-- WHAT YOU SHOULD DO --
In the material below, list every line carrying the string "this".

>> BEGIN EXERCISE INPUT

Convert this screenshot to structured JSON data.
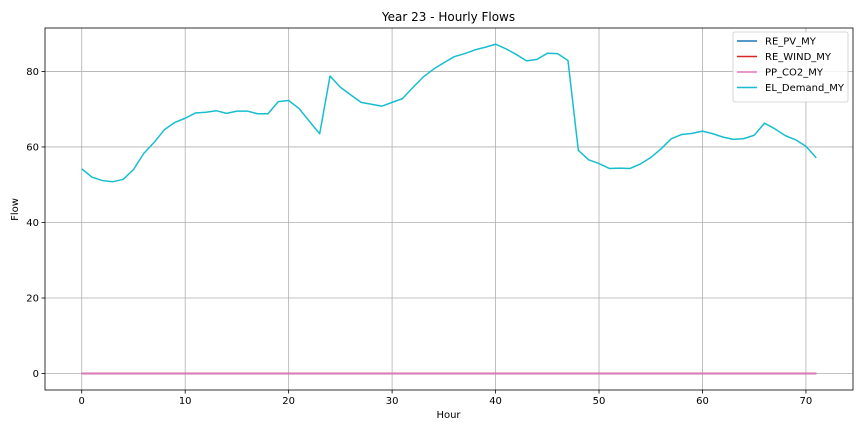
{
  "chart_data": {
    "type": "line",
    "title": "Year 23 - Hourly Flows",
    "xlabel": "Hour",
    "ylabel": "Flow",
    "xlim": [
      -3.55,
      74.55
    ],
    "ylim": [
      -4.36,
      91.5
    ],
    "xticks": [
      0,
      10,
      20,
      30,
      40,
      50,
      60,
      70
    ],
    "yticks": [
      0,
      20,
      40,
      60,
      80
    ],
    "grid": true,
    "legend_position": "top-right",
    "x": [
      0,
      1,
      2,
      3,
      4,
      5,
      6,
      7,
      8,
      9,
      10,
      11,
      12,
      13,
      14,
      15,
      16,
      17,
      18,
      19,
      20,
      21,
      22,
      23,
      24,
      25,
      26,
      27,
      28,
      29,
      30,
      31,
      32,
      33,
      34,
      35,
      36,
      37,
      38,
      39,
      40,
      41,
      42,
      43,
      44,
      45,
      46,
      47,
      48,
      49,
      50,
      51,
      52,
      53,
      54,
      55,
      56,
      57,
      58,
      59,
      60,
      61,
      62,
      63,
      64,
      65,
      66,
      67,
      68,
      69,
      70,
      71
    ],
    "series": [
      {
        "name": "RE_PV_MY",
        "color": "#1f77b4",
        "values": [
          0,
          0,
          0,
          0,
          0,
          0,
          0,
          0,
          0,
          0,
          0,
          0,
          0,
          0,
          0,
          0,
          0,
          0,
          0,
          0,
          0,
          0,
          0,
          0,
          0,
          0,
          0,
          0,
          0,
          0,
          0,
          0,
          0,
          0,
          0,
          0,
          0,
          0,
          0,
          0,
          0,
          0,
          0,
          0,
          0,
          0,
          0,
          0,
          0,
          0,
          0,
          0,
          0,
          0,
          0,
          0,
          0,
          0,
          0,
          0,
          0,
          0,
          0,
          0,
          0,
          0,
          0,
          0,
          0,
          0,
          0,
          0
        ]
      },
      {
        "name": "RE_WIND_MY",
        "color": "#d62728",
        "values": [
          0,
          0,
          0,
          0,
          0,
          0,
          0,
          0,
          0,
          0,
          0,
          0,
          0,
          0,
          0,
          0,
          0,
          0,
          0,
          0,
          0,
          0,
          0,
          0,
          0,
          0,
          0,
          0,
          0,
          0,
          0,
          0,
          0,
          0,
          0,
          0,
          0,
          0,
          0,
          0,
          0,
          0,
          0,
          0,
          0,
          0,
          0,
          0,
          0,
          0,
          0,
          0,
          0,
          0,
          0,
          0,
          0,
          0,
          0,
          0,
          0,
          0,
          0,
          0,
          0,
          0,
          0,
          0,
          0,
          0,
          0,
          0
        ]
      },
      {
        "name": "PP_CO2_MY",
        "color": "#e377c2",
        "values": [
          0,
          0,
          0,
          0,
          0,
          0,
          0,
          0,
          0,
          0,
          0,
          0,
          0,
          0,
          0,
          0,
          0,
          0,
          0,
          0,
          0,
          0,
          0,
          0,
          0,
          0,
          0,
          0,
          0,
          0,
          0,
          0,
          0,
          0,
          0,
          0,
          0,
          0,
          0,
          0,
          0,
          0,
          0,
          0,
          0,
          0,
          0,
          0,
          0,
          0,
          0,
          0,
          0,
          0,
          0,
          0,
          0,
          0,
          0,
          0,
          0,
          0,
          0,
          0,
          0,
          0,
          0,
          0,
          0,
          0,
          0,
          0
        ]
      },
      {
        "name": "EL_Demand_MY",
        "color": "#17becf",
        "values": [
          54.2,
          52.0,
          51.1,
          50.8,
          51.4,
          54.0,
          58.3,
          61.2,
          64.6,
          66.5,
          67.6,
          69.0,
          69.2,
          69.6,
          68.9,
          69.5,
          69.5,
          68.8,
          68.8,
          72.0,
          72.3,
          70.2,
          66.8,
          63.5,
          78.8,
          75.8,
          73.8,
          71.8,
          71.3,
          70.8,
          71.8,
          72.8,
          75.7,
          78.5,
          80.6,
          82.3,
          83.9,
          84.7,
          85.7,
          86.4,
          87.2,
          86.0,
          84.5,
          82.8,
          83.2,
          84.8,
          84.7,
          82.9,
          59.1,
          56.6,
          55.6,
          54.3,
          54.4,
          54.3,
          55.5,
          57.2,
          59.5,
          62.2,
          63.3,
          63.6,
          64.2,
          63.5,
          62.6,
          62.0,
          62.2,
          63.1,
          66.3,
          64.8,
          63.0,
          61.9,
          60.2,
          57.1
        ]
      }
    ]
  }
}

>> END EXERCISE INPUT
>> BEGIN EXERCISE INPUT

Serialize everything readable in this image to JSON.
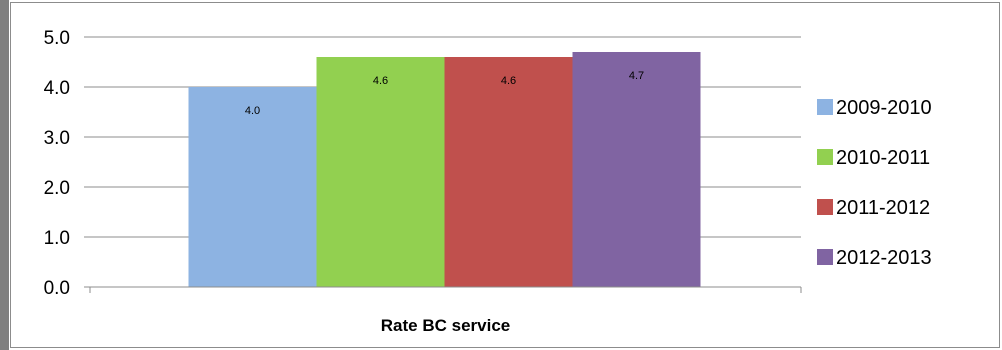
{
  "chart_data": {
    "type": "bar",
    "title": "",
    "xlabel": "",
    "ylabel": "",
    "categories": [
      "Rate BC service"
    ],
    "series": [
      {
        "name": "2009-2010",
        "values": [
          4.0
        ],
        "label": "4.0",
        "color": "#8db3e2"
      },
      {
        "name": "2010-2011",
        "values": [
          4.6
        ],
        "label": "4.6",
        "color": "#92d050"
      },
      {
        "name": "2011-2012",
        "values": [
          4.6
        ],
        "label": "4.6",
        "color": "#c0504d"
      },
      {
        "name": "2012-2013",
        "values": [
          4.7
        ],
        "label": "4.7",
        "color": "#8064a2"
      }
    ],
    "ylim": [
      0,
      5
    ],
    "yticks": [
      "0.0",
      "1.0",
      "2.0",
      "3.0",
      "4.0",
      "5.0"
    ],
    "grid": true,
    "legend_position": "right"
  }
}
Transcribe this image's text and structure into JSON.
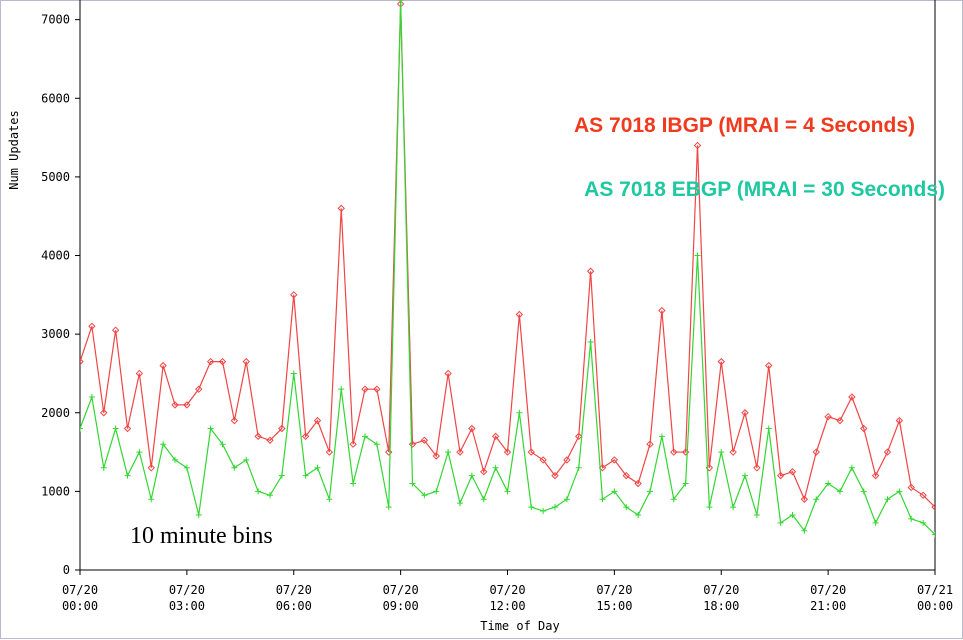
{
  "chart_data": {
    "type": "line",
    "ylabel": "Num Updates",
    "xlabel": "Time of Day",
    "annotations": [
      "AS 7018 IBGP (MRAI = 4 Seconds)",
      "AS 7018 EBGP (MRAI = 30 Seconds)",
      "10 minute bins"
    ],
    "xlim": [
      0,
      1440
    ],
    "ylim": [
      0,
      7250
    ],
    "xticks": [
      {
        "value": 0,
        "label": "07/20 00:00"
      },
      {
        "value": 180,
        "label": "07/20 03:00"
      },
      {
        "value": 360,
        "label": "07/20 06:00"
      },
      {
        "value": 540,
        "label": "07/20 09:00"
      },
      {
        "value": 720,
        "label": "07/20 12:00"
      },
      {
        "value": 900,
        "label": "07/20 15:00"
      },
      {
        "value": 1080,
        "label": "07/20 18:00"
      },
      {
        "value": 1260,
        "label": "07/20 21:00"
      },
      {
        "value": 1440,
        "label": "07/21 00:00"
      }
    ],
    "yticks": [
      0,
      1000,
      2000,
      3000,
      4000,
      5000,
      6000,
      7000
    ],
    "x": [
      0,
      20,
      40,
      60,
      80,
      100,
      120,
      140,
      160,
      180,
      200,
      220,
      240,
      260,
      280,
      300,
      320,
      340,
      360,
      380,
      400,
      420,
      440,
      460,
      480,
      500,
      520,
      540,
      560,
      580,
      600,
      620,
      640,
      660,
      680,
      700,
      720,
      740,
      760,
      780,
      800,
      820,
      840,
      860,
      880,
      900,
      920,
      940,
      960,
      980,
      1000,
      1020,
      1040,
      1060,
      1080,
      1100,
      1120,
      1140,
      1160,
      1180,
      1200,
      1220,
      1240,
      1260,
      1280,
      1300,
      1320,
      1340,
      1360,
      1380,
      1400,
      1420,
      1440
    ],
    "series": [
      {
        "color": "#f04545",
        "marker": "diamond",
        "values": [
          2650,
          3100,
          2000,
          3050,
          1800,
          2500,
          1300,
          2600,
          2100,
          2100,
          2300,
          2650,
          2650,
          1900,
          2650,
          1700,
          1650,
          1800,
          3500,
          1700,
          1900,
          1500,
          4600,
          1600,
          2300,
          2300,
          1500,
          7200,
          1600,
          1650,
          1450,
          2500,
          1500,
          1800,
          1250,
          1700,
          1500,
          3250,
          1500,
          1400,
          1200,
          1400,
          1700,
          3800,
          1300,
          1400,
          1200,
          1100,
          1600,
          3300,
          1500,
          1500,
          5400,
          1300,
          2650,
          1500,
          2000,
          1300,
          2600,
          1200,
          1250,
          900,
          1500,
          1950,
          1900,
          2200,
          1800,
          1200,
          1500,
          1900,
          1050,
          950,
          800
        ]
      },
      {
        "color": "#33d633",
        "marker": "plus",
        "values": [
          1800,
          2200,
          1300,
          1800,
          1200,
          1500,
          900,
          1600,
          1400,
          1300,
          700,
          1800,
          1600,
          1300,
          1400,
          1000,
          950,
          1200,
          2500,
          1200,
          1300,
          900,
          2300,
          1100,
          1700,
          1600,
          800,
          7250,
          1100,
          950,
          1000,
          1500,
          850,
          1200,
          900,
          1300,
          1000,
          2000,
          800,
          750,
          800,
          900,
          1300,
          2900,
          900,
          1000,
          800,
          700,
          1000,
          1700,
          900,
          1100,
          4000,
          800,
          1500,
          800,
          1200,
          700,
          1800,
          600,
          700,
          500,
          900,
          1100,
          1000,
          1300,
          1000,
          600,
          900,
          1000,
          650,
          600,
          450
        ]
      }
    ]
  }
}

>> END EXERCISE INPUT

-- REPLY TO THE TASK --
Convert this screenshot to structured JSON data.
Serialize everything readable in this image to JSON.
Transcribe this image's text and structure into JSON.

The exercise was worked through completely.